=== MATERIAL PROVIDED ===
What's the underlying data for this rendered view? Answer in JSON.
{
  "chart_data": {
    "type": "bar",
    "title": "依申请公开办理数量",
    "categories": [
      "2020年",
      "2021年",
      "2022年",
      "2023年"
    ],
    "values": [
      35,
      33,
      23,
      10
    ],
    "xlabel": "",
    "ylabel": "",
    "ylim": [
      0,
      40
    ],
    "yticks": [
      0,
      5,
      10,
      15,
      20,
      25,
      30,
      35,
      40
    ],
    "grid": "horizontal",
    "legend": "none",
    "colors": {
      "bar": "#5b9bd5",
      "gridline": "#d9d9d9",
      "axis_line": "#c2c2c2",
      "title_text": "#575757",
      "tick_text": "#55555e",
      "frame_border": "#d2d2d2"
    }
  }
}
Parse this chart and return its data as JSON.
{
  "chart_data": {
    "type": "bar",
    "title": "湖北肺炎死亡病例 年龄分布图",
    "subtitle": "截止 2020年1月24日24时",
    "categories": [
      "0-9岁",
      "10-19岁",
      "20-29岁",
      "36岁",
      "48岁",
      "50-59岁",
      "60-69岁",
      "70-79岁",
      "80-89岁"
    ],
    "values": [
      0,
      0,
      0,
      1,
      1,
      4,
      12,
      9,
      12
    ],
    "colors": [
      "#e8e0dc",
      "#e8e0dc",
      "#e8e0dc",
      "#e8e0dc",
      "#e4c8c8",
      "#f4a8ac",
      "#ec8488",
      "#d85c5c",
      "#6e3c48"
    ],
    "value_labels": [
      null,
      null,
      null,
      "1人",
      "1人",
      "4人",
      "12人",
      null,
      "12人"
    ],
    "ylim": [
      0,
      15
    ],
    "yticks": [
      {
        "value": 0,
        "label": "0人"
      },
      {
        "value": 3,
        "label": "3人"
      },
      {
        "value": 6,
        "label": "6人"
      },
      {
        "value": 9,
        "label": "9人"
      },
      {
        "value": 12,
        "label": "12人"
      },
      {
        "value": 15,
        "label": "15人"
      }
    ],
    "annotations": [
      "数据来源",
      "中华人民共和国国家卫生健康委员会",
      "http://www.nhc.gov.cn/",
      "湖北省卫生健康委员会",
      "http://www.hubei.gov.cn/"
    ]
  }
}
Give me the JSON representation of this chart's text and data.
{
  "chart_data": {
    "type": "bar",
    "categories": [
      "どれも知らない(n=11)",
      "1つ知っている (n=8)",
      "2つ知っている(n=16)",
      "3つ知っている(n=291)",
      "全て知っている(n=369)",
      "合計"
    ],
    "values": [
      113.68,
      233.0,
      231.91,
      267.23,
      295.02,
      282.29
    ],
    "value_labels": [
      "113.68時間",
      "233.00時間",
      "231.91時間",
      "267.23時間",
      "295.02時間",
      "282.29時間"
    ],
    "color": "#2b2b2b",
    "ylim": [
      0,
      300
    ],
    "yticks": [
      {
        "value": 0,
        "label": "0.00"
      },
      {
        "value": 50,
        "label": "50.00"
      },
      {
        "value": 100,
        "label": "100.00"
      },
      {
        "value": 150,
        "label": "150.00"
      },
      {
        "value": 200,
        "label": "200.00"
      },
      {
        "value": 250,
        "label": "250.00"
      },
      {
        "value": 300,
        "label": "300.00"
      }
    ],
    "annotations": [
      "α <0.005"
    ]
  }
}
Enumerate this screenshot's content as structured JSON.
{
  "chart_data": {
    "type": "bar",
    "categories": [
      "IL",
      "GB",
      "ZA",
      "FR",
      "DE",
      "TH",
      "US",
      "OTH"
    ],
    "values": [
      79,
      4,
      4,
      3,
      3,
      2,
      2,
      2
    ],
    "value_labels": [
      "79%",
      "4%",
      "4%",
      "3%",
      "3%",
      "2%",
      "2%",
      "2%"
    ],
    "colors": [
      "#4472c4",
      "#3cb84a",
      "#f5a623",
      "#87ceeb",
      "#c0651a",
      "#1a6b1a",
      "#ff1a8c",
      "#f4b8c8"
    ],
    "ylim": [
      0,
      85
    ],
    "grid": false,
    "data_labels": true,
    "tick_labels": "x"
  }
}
===
### WRITTEN EXERCISE:
Give back exactly the lines from the line holding "Enumerate this screenshot's" through the last line of the listing, including both.

### ANSWER FOR THIS EXERCISE:
Enumerate this screenshot's content as structured JSON.
{
  "chart_data": {
    "type": "bar",
    "categories": [
      "IL",
      "GB",
      "ZA",
      "FR",
      "DE",
      "TH",
      "US",
      "OTH"
    ],
    "values": [
      79,
      4,
      4,
      3,
      3,
      2,
      2,
      2
    ],
    "value_labels": [
      "79%",
      "4%",
      "4%",
      "3%",
      "3%",
      "2%",
      "2%",
      "2%"
    ],
    "colors": [
      "#4472c4",
      "#3cb84a",
      "#f5a623",
      "#87ceeb",
      "#c0651a",
      "#1a6b1a",
      "#ff1a8c",
      "#f4b8c8"
    ],
    "ylim": [
      0,
      85
    ],
    "grid": false,
    "data_labels": true,
    "tick_labels": "x"
  }
}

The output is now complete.